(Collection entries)

# # #

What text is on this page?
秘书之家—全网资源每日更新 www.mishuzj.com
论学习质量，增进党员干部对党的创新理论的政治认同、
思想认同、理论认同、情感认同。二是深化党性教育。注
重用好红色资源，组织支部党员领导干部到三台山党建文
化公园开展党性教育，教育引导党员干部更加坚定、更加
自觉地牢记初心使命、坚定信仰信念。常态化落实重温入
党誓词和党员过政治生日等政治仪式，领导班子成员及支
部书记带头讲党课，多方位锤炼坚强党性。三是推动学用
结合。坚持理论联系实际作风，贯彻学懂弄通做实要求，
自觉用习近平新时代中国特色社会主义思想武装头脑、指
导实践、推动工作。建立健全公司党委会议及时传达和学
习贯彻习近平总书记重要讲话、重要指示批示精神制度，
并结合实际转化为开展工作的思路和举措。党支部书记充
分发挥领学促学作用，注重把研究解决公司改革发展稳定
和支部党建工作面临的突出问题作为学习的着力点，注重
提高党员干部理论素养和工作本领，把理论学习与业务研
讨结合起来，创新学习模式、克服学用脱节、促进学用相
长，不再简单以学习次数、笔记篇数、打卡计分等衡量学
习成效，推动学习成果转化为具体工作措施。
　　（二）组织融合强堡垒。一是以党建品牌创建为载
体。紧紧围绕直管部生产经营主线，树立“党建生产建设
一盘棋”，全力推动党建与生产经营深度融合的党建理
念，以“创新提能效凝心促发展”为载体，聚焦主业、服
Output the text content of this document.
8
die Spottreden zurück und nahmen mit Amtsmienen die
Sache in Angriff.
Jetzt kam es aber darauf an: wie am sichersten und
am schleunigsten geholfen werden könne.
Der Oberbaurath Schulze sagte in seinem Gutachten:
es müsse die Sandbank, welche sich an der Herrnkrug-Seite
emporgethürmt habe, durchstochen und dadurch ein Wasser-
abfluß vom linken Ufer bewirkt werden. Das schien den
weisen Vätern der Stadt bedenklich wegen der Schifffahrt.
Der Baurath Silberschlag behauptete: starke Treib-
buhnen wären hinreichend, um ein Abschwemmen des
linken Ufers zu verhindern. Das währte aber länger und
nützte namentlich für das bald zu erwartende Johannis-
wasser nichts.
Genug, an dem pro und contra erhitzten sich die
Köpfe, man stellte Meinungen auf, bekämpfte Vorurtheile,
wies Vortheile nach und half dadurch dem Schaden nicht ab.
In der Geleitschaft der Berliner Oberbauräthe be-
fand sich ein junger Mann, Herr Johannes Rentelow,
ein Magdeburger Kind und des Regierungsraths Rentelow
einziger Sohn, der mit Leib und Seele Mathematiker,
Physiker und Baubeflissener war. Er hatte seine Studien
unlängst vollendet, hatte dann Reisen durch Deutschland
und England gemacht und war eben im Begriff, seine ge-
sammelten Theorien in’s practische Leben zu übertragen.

# # #

◆ **PROBLEM TO WORK ON**: Repeat all of the entries exactly.

◆ **IN RESPONSE**:
What text is on this page?
秘书之家—全网资源每日更新 www.mishuzj.com
论学习质量，增进党员干部对党的创新理论的政治认同、
思想认同、理论认同、情感认同。二是深化党性教育。注
重用好红色资源，组织支部党员领导干部到三台山党建文
化公园开展党性教育，教育引导党员干部更加坚定、更加
自觉地牢记初心使命、坚定信仰信念。常态化落实重温入
党誓词和党员过政治生日等政治仪式，领导班子成员及支
部书记带头讲党课，多方位锤炼坚强党性。三是推动学用
结合。坚持理论联系实际作风，贯彻学懂弄通做实要求，
自觉用习近平新时代中国特色社会主义思想武装头脑、指
导实践、推动工作。建立健全公司党委会议及时传达和学
习贯彻习近平总书记重要讲话、重要指示批示精神制度，
并结合实际转化为开展工作的思路和举措。党支部书记充
分发挥领学促学作用，注重把研究解决公司改革发展稳定
和支部党建工作面临的突出问题作为学习的着力点，注重
提高党员干部理论素养和工作本领，把理论学习与业务研
讨结合起来，创新学习模式、克服学用脱节、促进学用相
长，不再简单以学习次数、笔记篇数、打卡计分等衡量学
习成效，推动学习成果转化为具体工作措施。
　　（二）组织融合强堡垒。一是以党建品牌创建为载
体。紧紧围绕直管部生产经营主线，树立“党建生产建设
一盘棋”，全力推动党建与生产经营深度融合的党建理
念，以“创新提能效凝心促发展”为载体，聚焦主业、服
Output the text content of this document.
8
die Spottreden zurück und nahmen mit Amtsmienen die
Sache in Angriff.
Jetzt kam es aber darauf an: wie am sichersten und
am schleunigsten geholfen werden könne.
Der Oberbaurath Schulze sagte in seinem Gutachten:
es müsse die Sandbank, welche sich an der Herrnkrug-Seite
emporgethürmt habe, durchstochen und dadurch ein Wasser-
abfluß vom linken Ufer bewirkt werden. Das schien den
weisen Vätern der Stadt bedenklich wegen der Schifffahrt.
Der Baurath Silberschlag behauptete: starke Treib-
buhnen wären hinreichend, um ein Abschwemmen des
linken Ufers zu verhindern. Das währte aber länger und
nützte namentlich für das bald zu erwartende Johannis-
wasser nichts.
Genug, an dem pro und contra erhitzten sich die
Köpfe, man stellte Meinungen auf, bekämpfte Vorurtheile,
wies Vortheile nach und half dadurch dem Schaden nicht ab.
In der Geleitschaft der Berliner Oberbauräthe be-
fand sich ein junger Mann, Herr Johannes Rentelow,
ein Magdeburger Kind und des Regierungsraths Rentelow
einziger Sohn, der mit Leib und Seele Mathematiker,
Physiker und Baubeflissener war. Er hatte seine Studien
unlängst vollendet, hatte dann Reisen durch Deutschland
und England gemacht und war eben im Begriff, seine ge-
sammelten Theorien in’s practische Leben zu übertragen.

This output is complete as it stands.